Problem details: What follows are records. Restate all of them word for word.

Stored records:
-- Start --

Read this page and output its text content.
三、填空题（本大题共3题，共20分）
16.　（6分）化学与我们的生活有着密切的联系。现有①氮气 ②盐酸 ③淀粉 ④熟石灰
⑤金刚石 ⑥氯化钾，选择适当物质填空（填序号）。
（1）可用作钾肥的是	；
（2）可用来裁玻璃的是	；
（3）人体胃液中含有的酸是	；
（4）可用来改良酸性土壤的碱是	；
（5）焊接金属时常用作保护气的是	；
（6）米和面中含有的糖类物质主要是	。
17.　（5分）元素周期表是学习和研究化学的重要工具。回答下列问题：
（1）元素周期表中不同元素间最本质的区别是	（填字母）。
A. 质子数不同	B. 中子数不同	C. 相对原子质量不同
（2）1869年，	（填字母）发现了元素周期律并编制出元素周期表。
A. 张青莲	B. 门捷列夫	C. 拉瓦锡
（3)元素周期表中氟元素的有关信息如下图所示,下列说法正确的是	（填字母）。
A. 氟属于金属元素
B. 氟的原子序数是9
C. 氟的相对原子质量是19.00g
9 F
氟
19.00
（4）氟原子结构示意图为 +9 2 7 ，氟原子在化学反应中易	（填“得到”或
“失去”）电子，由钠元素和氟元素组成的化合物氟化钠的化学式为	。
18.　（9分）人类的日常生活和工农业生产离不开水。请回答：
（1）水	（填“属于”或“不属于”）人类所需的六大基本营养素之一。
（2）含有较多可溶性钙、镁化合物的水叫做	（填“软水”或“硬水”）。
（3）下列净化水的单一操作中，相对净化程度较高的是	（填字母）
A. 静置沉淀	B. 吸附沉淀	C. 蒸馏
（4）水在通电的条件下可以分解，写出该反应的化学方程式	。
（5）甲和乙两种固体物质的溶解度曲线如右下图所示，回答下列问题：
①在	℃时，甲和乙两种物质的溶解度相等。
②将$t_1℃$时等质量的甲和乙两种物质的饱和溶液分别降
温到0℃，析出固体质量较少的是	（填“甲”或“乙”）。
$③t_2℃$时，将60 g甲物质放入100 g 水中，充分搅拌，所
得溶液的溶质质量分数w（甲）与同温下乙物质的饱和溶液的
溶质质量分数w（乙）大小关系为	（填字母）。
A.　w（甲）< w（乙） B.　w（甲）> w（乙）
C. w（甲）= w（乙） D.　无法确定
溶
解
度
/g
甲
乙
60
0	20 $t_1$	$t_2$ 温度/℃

-- End --

Task solution:
Read this page and output its text content.
三、填空题（本大题共3题，共20分）
16.　（6分）化学与我们的生活有着密切的联系。现有①氮气 ②盐酸 ③淀粉 ④熟石灰
⑤金刚石 ⑥氯化钾，选择适当物质填空（填序号）。
（1）可用作钾肥的是	；
（2）可用来裁玻璃的是	；
（3）人体胃液中含有的酸是	；
（4）可用来改良酸性土壤的碱是	；
（5）焊接金属时常用作保护气的是	；
（6）米和面中含有的糖类物质主要是	。
17.　（5分）元素周期表是学习和研究化学的重要工具。回答下列问题：
（1）元素周期表中不同元素间最本质的区别是	（填字母）。
A. 质子数不同	B. 中子数不同	C. 相对原子质量不同
（2）1869年，	（填字母）发现了元素周期律并编制出元素周期表。
A. 张青莲	B. 门捷列夫	C. 拉瓦锡
（3)元素周期表中氟元素的有关信息如下图所示,下列说法正确的是	（填字母）。
A. 氟属于金属元素
B. 氟的原子序数是9
C. 氟的相对原子质量是19.00g
9 F
氟
19.00
（4）氟原子结构示意图为 +9 2 7 ，氟原子在化学反应中易	（填“得到”或
“失去”）电子，由钠元素和氟元素组成的化合物氟化钠的化学式为	。
18.　（9分）人类的日常生活和工农业生产离不开水。请回答：
（1）水	（填“属于”或“不属于”）人类所需的六大基本营养素之一。
（2）含有较多可溶性钙、镁化合物的水叫做	（填“软水”或“硬水”）。
（3）下列净化水的单一操作中，相对净化程度较高的是	（填字母）
A. 静置沉淀	B. 吸附沉淀	C. 蒸馏
（4）水在通电的条件下可以分解，写出该反应的化学方程式	。
（5）甲和乙两种固体物质的溶解度曲线如右下图所示，回答下列问题：
①在	℃时，甲和乙两种物质的溶解度相等。
②将$t_1℃$时等质量的甲和乙两种物质的饱和溶液分别降
温到0℃，析出固体质量较少的是	（填“甲”或“乙”）。
$③t_2℃$时，将60 g甲物质放入100 g 水中，充分搅拌，所
得溶液的溶质质量分数w（甲）与同温下乙物质的饱和溶液的
溶质质量分数w（乙）大小关系为	（填字母）。
A.　w（甲）< w（乙） B.　w（甲）> w（乙）
C. w（甲）= w（乙） D.　无法确定
溶
解
度
/g
甲
乙
60
0	20 $t_1$	$t_2$ 温度/℃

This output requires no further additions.